# [DATA SECTION]
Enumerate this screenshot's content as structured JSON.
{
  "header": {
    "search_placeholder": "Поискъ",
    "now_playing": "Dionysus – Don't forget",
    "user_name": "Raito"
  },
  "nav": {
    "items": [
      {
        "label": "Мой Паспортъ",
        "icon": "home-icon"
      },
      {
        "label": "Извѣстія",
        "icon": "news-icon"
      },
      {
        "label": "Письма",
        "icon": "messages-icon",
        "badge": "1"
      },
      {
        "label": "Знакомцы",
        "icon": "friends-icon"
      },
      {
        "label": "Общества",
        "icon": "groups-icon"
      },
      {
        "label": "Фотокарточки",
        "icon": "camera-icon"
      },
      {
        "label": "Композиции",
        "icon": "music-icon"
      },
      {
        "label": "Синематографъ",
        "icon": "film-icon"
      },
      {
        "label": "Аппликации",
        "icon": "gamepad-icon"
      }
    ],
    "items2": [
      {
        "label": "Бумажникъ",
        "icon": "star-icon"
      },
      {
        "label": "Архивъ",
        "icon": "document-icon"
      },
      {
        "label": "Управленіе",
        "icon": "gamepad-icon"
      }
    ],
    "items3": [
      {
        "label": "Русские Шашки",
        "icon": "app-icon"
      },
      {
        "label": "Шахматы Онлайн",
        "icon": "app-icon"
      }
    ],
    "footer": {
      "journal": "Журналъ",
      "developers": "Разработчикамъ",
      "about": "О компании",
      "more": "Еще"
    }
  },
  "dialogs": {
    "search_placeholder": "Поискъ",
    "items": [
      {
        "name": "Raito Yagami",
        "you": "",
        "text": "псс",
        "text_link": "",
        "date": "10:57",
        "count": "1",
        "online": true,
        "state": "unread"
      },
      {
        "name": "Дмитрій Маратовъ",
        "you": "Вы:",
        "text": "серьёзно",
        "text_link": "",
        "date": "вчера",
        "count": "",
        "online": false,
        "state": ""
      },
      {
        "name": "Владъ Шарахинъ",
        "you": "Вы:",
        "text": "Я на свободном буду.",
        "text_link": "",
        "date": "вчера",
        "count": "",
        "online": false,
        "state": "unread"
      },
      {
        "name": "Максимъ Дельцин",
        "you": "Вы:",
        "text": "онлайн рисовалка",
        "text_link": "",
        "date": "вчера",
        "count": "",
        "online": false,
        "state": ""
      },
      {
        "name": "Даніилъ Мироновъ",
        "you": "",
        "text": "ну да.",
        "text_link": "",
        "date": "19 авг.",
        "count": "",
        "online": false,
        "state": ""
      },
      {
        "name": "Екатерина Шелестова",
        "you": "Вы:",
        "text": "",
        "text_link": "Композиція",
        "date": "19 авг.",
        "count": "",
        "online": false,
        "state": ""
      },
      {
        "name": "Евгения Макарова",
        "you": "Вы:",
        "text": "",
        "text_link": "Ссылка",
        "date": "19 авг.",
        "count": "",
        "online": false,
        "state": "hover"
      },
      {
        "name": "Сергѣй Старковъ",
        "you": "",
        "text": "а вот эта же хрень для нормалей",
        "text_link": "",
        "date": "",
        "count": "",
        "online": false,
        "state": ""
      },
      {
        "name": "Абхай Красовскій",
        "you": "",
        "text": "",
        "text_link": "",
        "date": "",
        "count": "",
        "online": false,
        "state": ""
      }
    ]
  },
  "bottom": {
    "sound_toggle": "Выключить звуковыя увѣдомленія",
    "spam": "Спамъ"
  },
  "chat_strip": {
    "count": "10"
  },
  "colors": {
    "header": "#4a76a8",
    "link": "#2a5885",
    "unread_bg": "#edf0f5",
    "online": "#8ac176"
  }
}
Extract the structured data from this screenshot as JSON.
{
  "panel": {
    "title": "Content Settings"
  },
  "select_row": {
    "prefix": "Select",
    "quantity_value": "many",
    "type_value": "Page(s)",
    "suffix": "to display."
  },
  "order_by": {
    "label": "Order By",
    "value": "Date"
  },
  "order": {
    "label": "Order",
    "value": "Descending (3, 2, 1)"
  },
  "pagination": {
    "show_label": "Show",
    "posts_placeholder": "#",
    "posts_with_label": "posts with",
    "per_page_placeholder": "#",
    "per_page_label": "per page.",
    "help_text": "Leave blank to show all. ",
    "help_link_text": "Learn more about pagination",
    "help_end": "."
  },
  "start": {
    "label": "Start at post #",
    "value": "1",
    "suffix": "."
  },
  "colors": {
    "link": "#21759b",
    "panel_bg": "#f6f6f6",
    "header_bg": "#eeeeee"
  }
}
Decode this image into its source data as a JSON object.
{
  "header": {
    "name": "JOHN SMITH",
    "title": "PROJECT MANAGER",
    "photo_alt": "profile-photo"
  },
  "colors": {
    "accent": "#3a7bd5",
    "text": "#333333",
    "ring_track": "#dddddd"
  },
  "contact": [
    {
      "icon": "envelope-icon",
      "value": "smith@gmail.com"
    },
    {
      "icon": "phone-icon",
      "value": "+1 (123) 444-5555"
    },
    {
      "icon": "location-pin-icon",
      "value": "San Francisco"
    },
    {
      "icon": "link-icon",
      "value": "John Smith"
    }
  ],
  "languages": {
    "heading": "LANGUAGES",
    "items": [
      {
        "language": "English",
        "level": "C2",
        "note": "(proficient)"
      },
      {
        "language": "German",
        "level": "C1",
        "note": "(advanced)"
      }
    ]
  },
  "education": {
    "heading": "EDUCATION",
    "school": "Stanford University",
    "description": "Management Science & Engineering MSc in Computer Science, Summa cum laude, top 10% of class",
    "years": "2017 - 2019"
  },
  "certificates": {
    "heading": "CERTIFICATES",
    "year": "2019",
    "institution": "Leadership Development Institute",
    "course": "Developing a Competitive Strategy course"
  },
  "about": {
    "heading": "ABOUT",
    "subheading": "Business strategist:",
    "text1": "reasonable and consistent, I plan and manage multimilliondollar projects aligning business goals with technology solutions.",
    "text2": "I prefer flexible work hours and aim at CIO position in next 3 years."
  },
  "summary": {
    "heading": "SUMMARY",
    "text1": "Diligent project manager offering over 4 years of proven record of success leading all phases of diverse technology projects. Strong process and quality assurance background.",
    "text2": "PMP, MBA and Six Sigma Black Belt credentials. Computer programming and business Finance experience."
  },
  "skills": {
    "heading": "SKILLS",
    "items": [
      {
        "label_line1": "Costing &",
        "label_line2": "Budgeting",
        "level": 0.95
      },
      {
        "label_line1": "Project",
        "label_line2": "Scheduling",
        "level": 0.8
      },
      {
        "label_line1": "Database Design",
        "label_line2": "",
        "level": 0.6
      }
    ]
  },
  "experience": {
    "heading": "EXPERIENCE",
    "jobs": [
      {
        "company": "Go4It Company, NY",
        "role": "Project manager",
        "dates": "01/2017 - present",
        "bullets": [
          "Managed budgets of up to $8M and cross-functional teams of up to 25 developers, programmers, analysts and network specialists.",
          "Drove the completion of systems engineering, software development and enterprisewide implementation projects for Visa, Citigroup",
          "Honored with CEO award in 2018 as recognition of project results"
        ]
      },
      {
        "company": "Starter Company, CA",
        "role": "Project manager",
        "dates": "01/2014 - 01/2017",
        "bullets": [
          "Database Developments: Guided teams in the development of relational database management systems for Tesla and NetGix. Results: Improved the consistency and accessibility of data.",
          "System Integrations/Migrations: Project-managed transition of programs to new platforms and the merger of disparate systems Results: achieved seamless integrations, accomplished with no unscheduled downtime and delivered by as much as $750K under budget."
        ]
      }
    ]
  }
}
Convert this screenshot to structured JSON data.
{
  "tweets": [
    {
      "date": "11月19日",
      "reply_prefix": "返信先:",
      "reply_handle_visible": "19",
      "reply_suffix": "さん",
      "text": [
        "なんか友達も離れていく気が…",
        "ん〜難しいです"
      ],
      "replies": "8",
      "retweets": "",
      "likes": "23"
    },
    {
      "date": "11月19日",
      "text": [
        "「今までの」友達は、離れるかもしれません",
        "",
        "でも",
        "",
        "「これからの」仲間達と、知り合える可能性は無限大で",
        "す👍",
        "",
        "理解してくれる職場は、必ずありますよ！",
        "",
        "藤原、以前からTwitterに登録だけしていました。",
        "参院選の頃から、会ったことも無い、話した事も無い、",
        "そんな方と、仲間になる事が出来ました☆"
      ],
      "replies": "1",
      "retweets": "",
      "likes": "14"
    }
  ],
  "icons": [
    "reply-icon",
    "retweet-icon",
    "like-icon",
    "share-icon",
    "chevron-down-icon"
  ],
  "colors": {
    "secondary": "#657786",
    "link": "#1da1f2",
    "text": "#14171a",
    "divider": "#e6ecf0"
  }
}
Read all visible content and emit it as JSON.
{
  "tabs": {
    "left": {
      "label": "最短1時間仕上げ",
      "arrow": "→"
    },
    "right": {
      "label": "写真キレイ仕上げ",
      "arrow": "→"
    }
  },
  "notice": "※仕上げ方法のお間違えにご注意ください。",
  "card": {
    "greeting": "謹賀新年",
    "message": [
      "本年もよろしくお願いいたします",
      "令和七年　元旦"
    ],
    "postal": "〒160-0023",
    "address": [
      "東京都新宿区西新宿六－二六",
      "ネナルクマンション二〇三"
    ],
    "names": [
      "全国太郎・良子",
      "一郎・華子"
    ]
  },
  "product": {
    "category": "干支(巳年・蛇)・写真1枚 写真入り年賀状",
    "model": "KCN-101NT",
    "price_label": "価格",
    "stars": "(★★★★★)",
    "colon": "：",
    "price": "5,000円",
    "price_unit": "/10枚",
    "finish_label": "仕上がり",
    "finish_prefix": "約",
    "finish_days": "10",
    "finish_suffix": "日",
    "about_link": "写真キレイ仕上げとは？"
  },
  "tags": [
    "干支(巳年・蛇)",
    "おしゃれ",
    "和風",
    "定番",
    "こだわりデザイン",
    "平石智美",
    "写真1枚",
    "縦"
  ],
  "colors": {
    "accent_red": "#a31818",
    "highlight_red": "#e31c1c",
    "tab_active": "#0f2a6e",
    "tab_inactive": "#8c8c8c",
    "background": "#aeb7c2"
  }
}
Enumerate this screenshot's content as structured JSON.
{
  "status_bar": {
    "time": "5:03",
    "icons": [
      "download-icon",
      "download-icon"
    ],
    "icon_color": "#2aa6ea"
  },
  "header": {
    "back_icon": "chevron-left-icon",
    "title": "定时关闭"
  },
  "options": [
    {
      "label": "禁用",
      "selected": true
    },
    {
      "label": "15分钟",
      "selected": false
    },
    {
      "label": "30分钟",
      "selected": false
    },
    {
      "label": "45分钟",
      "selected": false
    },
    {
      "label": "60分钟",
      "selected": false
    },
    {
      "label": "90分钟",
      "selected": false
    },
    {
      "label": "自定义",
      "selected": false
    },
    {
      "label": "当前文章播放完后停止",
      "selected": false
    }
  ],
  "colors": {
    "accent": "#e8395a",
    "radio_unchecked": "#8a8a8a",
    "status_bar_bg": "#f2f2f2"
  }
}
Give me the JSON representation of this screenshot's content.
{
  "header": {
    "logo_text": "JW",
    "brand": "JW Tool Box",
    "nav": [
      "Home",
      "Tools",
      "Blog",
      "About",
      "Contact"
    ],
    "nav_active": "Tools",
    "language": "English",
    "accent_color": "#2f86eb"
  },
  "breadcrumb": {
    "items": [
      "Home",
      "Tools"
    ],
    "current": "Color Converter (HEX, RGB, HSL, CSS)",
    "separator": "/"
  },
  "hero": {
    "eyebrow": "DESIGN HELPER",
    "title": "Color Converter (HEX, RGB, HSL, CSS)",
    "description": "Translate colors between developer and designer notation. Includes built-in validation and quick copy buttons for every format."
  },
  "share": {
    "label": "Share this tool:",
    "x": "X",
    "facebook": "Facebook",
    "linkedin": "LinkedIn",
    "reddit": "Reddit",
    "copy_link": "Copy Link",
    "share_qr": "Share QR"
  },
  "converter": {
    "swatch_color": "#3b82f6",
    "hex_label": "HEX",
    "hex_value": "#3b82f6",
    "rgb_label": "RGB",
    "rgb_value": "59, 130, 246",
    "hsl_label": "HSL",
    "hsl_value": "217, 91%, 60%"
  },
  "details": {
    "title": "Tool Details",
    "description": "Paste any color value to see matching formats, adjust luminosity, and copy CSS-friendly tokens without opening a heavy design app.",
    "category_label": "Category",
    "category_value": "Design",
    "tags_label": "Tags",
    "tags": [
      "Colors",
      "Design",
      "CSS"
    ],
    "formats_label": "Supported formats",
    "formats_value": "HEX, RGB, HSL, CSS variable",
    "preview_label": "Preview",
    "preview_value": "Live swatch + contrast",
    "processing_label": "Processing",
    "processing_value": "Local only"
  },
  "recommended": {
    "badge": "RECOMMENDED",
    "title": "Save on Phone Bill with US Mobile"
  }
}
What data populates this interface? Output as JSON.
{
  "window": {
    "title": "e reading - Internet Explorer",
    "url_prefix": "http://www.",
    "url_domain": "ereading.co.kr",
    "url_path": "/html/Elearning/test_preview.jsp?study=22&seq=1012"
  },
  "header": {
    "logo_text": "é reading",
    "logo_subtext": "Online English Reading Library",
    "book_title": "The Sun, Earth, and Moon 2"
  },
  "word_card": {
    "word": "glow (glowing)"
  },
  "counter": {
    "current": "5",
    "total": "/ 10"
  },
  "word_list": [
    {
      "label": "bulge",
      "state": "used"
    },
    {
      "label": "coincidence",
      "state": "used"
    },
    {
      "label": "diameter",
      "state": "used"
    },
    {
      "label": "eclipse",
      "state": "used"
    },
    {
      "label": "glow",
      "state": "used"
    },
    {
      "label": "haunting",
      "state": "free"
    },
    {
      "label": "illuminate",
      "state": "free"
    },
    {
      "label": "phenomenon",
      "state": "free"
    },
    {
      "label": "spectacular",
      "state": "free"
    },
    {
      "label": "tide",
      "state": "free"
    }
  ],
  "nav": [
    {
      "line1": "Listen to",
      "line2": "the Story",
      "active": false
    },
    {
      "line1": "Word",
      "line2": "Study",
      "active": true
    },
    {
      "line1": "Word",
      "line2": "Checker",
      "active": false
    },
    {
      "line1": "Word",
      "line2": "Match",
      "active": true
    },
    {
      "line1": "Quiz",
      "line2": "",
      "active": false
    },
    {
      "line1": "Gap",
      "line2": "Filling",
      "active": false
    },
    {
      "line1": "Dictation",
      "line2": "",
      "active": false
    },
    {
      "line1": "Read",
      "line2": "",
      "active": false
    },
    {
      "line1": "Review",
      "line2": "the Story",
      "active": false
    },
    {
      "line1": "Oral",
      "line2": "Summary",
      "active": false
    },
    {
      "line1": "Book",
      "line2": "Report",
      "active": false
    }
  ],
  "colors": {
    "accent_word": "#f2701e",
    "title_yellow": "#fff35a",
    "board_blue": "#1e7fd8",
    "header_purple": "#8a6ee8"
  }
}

# [TASK PROMPT]
Using the entries above, return each line that includes the word "Computer".

# [ANSWER TO THIS TASK]
    "description": "Management Science & Engineering MSc in Computer Science, Summa cum laude, top 10% of class",
    "text2": "PMP, MBA and Six Sigma Black Belt credentials. Computer programming and business Finance experience."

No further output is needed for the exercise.